• Set task:
Write out every single entry exactly.

Data entries

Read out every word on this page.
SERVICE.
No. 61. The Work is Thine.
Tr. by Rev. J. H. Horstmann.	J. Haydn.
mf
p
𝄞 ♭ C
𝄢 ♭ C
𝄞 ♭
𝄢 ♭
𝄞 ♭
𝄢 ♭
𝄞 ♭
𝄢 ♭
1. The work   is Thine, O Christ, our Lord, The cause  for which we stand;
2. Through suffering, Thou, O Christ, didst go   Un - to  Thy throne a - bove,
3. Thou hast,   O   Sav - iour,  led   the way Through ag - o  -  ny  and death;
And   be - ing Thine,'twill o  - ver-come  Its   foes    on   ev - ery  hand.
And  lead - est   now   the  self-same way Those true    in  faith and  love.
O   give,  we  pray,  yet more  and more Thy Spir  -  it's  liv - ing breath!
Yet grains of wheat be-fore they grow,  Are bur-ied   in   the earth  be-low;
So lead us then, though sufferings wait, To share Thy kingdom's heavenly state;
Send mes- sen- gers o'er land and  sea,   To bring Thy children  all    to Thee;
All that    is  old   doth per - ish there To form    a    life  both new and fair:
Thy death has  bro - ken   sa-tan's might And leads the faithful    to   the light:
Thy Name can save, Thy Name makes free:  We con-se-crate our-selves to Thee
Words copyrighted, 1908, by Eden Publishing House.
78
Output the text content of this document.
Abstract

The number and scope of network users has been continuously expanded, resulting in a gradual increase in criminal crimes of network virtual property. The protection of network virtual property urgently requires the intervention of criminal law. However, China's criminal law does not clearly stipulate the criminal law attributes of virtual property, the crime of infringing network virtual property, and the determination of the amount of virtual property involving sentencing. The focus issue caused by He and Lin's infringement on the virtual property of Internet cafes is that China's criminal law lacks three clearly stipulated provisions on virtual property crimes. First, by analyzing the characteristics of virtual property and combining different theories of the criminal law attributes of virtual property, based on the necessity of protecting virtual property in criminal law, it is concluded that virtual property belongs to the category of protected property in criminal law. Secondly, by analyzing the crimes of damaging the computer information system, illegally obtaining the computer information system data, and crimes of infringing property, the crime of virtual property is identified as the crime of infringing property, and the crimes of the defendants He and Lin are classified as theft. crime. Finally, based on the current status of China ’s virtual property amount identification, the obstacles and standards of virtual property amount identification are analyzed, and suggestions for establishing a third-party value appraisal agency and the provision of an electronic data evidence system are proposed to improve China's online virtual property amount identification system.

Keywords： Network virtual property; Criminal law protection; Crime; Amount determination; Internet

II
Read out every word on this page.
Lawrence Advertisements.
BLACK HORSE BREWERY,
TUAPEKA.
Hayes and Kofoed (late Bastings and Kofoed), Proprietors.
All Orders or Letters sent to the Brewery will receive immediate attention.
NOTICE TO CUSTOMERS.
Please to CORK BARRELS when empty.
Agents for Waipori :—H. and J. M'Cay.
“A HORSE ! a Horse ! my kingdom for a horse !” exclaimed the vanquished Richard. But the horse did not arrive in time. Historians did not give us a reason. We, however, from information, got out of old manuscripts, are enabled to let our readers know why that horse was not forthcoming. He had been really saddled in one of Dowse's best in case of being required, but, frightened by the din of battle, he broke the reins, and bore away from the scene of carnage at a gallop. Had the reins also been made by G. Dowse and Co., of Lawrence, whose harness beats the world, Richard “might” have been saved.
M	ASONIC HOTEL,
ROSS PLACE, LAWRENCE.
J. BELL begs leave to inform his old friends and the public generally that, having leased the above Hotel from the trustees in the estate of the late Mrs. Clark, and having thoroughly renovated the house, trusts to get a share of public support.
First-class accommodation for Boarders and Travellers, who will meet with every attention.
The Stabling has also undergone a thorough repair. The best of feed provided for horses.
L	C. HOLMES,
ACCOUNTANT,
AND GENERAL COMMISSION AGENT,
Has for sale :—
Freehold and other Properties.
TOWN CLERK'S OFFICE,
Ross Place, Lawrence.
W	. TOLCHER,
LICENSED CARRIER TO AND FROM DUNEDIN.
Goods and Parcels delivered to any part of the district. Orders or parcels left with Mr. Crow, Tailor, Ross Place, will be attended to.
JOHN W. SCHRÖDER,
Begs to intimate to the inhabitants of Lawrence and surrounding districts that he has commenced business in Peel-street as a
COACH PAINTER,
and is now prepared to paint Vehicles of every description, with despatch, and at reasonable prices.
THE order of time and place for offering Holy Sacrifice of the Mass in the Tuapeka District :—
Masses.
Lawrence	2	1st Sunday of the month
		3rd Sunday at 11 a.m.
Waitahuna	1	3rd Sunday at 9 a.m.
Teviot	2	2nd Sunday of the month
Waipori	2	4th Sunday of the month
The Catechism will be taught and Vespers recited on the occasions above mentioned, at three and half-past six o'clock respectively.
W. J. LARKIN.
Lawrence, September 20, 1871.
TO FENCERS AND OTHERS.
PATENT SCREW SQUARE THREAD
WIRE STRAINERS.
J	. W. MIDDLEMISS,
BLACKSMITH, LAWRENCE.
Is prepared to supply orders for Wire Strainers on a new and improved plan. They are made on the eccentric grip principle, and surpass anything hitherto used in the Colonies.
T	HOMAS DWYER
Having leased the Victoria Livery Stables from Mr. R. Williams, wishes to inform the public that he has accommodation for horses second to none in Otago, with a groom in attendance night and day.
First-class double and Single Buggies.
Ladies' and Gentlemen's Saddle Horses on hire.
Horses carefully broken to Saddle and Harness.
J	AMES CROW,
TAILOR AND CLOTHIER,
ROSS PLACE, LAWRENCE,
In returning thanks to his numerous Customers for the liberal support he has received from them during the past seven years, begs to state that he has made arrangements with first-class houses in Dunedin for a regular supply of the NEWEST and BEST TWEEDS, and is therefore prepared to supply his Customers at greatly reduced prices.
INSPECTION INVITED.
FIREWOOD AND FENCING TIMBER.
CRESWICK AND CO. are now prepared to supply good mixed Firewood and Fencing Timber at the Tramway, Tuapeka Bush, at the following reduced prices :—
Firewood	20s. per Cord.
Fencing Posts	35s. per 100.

• Reply:
Read out every word on this page.
SERVICE.
No. 61. The Work is Thine.
Tr. by Rev. J. H. Horstmann.	J. Haydn.
mf
p
𝄞 ♭ C
𝄢 ♭ C
𝄞 ♭
𝄢 ♭
𝄞 ♭
𝄢 ♭
𝄞 ♭
𝄢 ♭
1. The work   is Thine, O Christ, our Lord, The cause  for which we stand;
2. Through suffering, Thou, O Christ, didst go   Un - to  Thy throne a - bove,
3. Thou hast,   O   Sav - iour,  led   the way Through ag - o  -  ny  and death;
And   be - ing Thine,'twill o  - ver-come  Its   foes    on   ev - ery  hand.
And  lead - est   now   the  self-same way Those true    in  faith and  love.
O   give,  we  pray,  yet more  and more Thy Spir  -  it's  liv - ing breath!
Yet grains of wheat be-fore they grow,  Are bur-ied   in   the earth  be-low;
So lead us then, though sufferings wait, To share Thy kingdom's heavenly state;
Send mes- sen- gers o'er land and  sea,   To bring Thy children  all    to Thee;
All that    is  old   doth per - ish there To form    a    life  both new and fair:
Thy death has  bro - ken   sa-tan's might And leads the faithful    to   the light:
Thy Name can save, Thy Name makes free:  We con-se-crate our-selves to Thee
Words copyrighted, 1908, by Eden Publishing House.
78
Output the text content of this document.
Abstract

The number and scope of network users has been continuously expanded, resulting in a gradual increase in criminal crimes of network virtual property. The protection of network virtual property urgently requires the intervention of criminal law. However, China's criminal law does not clearly stipulate the criminal law attributes of virtual property, the crime of infringing network virtual property, and the determination of the amount of virtual property involving sentencing. The focus issue caused by He and Lin's infringement on the virtual property of Internet cafes is that China's criminal law lacks three clearly stipulated provisions on virtual property crimes. First, by analyzing the characteristics of virtual property and combining different theories of the criminal law attributes of virtual property, based on the necessity of protecting virtual property in criminal law, it is concluded that virtual property belongs to the category of protected property in criminal law. Secondly, by analyzing the crimes of damaging the computer information system, illegally obtaining the computer information system data, and crimes of infringing property, the crime of virtual property is identified as the crime of infringing property, and the crimes of the defendants He and Lin are classified as theft. crime. Finally, based on the current status of China ’s virtual property amount identification, the obstacles and standards of virtual property amount identification are analyzed, and suggestions for establishing a third-party value appraisal agency and the provision of an electronic data evidence system are proposed to improve China's online virtual property amount identification system.

Keywords： Network virtual property; Criminal law protection; Crime; Amount determination; Internet

II
Read out every word on this page.
Lawrence Advertisements.
BLACK HORSE BREWERY,
TUAPEKA.
Hayes and Kofoed (late Bastings and Kofoed), Proprietors.
All Orders or Letters sent to the Brewery will receive immediate attention.
NOTICE TO CUSTOMERS.
Please to CORK BARRELS when empty.
Agents for Waipori :—H. and J. M'Cay.
“A HORSE ! a Horse ! my kingdom for a horse !” exclaimed the vanquished Richard. But the horse did not arrive in time. Historians did not give us a reason. We, however, from information, got out of old manuscripts, are enabled to let our readers know why that horse was not forthcoming. He had been really saddled in one of Dowse's best in case of being required, but, frightened by the din of battle, he broke the reins, and bore away from the scene of carnage at a gallop. Had the reins also been made by G. Dowse and Co., of Lawrence, whose harness beats the world, Richard “might” have been saved.
M	ASONIC HOTEL,
ROSS PLACE, LAWRENCE.
J. BELL begs leave to inform his old friends and the public generally that, having leased the above Hotel from the trustees in the estate of the late Mrs. Clark, and having thoroughly renovated the house, trusts to get a share of public support.
First-class accommodation for Boarders and Travellers, who will meet with every attention.
The Stabling has also undergone a thorough repair. The best of feed provided for horses.
L	C. HOLMES,
ACCOUNTANT,
AND GENERAL COMMISSION AGENT,
Has for sale :—
Freehold and other Properties.
TOWN CLERK'S OFFICE,
Ross Place, Lawrence.
W	. TOLCHER,
LICENSED CARRIER TO AND FROM DUNEDIN.
Goods and Parcels delivered to any part of the district. Orders or parcels left with Mr. Crow, Tailor, Ross Place, will be attended to.
JOHN W. SCHRÖDER,
Begs to intimate to the inhabitants of Lawrence and surrounding districts that he has commenced business in Peel-street as a
COACH PAINTER,
and is now prepared to paint Vehicles of every description, with despatch, and at reasonable prices.
THE order of time and place for offering Holy Sacrifice of the Mass in the Tuapeka District :—
Masses.
Lawrence	2	1st Sunday of the month
		3rd Sunday at 11 a.m.
Waitahuna	1	3rd Sunday at 9 a.m.
Teviot	2	2nd Sunday of the month
Waipori	2	4th Sunday of the month
The Catechism will be taught and Vespers recited on the occasions above mentioned, at three and half-past six o'clock respectively.
W. J. LARKIN.
Lawrence, September 20, 1871.
TO FENCERS AND OTHERS.
PATENT SCREW SQUARE THREAD
WIRE STRAINERS.
J	. W. MIDDLEMISS,
BLACKSMITH, LAWRENCE.
Is prepared to supply orders for Wire Strainers on a new and improved plan. They are made on the eccentric grip principle, and surpass anything hitherto used in the Colonies.
T	HOMAS DWYER
Having leased the Victoria Livery Stables from Mr. R. Williams, wishes to inform the public that he has accommodation for horses second to none in Otago, with a groom in attendance night and day.
First-class double and Single Buggies.
Ladies' and Gentlemen's Saddle Horses on hire.
Horses carefully broken to Saddle and Harness.
J	AMES CROW,
TAILOR AND CLOTHIER,
ROSS PLACE, LAWRENCE,
In returning thanks to his numerous Customers for the liberal support he has received from them during the past seven years, begs to state that he has made arrangements with first-class houses in Dunedin for a regular supply of the NEWEST and BEST TWEEDS, and is therefore prepared to supply his Customers at greatly reduced prices.
INSPECTION INVITED.
FIREWOOD AND FENCING TIMBER.
CRESWICK AND CO. are now prepared to supply good mixed Firewood and Fencing Timber at the Tramway, Tuapeka Bush, at the following reduced prices :—
Firewood	20s. per Cord.
Fencing Posts	35s. per 100.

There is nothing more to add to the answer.